**LISTED ENTRIES**:
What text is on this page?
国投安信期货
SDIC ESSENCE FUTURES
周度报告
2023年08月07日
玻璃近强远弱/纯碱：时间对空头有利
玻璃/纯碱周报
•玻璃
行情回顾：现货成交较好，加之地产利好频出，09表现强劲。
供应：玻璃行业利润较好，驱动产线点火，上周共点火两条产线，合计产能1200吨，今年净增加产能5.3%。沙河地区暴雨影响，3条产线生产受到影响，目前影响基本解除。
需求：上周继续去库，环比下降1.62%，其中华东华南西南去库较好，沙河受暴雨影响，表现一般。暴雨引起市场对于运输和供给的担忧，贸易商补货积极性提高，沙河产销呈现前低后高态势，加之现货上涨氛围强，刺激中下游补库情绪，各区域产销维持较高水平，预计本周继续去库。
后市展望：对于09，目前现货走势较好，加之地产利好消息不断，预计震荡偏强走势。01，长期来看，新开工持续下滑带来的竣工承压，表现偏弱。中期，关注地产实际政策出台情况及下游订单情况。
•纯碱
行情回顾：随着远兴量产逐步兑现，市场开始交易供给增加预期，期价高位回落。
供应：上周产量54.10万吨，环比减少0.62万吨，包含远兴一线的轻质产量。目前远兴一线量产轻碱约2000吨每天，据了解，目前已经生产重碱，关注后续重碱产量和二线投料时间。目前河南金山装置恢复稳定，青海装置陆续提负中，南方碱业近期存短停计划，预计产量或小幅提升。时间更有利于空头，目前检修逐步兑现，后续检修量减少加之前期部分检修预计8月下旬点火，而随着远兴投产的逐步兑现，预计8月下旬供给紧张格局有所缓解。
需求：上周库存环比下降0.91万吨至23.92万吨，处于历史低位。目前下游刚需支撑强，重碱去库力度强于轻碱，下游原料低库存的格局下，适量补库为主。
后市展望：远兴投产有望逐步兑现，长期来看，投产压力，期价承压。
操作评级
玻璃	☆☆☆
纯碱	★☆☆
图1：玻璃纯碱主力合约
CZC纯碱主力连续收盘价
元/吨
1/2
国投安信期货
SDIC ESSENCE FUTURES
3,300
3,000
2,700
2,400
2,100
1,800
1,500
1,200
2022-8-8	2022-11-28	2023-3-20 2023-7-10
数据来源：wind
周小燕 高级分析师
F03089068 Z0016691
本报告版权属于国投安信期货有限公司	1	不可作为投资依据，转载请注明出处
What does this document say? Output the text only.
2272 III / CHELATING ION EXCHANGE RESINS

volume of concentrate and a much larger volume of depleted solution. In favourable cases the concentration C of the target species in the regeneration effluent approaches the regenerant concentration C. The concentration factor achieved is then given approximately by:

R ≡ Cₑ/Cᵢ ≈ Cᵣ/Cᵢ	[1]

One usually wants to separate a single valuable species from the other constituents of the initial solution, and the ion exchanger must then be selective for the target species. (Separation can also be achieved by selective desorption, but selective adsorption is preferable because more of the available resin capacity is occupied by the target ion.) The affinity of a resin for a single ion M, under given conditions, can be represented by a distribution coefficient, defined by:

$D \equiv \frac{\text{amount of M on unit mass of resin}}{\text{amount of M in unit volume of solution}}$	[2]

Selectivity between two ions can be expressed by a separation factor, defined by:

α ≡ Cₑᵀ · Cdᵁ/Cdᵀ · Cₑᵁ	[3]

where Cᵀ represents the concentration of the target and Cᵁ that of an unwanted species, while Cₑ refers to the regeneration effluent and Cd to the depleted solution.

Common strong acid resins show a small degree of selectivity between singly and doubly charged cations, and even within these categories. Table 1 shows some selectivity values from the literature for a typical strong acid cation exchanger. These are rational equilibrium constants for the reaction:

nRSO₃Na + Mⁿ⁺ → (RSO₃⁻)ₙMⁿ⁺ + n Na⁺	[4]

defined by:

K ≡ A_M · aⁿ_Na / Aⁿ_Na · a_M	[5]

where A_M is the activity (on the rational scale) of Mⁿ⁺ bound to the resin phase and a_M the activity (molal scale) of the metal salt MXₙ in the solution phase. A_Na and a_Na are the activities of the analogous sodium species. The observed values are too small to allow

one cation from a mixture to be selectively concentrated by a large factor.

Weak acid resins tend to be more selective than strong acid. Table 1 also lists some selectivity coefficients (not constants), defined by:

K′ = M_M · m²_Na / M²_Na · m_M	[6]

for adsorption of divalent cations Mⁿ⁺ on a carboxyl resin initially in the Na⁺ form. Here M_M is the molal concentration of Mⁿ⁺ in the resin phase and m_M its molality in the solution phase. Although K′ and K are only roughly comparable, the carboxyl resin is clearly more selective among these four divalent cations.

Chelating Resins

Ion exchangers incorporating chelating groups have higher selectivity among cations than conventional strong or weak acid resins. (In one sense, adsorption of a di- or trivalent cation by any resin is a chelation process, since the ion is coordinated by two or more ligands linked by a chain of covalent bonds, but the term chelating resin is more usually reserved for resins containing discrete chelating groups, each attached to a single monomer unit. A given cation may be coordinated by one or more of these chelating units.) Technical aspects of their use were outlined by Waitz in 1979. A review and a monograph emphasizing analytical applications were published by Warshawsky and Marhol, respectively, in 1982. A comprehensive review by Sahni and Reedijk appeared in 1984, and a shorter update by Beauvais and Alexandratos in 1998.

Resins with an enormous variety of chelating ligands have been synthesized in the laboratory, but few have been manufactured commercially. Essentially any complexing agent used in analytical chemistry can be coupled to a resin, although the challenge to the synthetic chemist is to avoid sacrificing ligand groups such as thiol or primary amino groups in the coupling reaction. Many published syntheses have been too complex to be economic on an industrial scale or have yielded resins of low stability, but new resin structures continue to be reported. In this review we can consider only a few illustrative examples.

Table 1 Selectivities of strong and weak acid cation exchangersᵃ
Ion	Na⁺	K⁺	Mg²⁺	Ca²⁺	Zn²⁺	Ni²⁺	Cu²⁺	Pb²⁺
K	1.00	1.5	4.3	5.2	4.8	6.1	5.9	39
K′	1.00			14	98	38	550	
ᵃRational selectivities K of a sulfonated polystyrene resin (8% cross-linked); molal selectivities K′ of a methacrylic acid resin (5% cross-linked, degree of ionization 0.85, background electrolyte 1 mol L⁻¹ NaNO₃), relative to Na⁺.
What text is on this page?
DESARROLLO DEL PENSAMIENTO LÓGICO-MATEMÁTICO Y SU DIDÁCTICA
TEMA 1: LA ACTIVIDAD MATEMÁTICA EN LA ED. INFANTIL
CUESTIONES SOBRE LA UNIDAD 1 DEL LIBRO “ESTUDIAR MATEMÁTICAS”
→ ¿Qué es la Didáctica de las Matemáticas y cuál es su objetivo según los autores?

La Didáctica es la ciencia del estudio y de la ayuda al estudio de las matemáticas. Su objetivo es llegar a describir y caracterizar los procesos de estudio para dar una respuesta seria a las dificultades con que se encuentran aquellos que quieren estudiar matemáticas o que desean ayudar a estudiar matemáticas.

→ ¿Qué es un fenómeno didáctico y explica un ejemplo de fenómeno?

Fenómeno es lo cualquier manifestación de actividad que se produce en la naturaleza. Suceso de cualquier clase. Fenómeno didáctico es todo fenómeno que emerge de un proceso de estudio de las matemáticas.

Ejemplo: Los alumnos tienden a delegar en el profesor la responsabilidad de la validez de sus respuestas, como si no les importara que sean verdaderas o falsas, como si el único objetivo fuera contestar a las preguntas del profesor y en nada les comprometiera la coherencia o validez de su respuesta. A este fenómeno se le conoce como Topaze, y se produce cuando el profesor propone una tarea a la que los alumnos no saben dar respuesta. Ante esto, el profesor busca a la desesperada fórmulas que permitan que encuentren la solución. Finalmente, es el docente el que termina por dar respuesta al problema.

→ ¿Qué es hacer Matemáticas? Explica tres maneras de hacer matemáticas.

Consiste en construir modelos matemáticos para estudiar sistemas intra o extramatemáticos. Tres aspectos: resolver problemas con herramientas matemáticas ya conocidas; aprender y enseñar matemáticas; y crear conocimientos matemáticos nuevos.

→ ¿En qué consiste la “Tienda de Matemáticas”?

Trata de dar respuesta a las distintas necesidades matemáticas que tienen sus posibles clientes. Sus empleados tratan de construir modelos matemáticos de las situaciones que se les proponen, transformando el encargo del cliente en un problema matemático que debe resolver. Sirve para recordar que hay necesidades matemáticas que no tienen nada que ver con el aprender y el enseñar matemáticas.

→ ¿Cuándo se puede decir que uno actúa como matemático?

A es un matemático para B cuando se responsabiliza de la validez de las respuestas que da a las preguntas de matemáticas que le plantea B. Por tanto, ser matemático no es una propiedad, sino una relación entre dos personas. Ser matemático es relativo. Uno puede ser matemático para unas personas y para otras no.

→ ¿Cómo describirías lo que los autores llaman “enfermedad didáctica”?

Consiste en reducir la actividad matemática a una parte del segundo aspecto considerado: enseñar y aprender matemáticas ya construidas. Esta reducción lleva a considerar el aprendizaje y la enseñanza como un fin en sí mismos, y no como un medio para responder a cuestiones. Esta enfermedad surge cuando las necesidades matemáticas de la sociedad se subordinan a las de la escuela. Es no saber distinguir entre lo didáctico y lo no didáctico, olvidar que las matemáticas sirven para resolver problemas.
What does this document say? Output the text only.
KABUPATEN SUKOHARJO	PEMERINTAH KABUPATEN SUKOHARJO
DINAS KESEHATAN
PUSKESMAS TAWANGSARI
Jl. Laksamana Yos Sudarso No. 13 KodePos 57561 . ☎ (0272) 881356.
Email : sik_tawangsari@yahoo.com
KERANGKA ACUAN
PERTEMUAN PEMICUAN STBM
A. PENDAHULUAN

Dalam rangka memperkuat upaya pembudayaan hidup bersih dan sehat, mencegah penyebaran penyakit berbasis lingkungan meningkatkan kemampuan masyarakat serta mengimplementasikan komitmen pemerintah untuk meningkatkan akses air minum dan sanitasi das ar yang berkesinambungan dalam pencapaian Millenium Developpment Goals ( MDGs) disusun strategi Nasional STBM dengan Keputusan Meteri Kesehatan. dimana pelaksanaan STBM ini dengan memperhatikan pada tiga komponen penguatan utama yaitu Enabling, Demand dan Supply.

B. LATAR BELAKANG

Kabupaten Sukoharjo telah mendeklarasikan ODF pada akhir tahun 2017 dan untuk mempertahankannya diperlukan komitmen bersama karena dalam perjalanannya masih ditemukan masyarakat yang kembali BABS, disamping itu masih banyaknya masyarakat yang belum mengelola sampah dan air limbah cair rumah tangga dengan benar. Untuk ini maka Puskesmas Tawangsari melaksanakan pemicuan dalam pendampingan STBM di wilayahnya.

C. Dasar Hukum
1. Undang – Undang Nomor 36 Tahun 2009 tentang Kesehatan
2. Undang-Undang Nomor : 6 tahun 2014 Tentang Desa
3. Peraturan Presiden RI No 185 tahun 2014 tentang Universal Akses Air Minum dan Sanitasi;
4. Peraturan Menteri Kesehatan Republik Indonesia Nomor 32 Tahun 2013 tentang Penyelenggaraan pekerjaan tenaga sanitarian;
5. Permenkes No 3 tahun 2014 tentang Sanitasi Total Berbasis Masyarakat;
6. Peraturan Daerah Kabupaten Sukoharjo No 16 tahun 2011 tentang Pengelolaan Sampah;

**AIM OF THE EXERCISE**:
Working from the entries above, return all lines that contain "than".

**SOLUTION**:
Weak acid resins tend to be more selective than strong acid. Table 1 also lists some selectivity coefficients (not constants), defined by:
Ion exchangers incorporating chelating groups have higher selectivity among cations than conventional strong or weak acid resins. (In one sense, adsorption of a di- or trivalent cation by any resin is a chelation process, since the ion is coordinated by two or more ligands linked by a chain of covalent bonds, but the term chelating resin is more usually reserved for resins containing discrete chelating groups, each attached to a single monomer unit. A given cation may be coordinated by one or more of these chelating units.) Technical aspects of their use were outlined by Waitz in 1979. A review and a monograph emphasizing analytical applications were published by Warshawsky and Marhol, respectively, in 1982. A comprehensive review by Sahni and Reedijk appeared in 1984, and a shorter update by Beauvais and Alexandratos in 1998.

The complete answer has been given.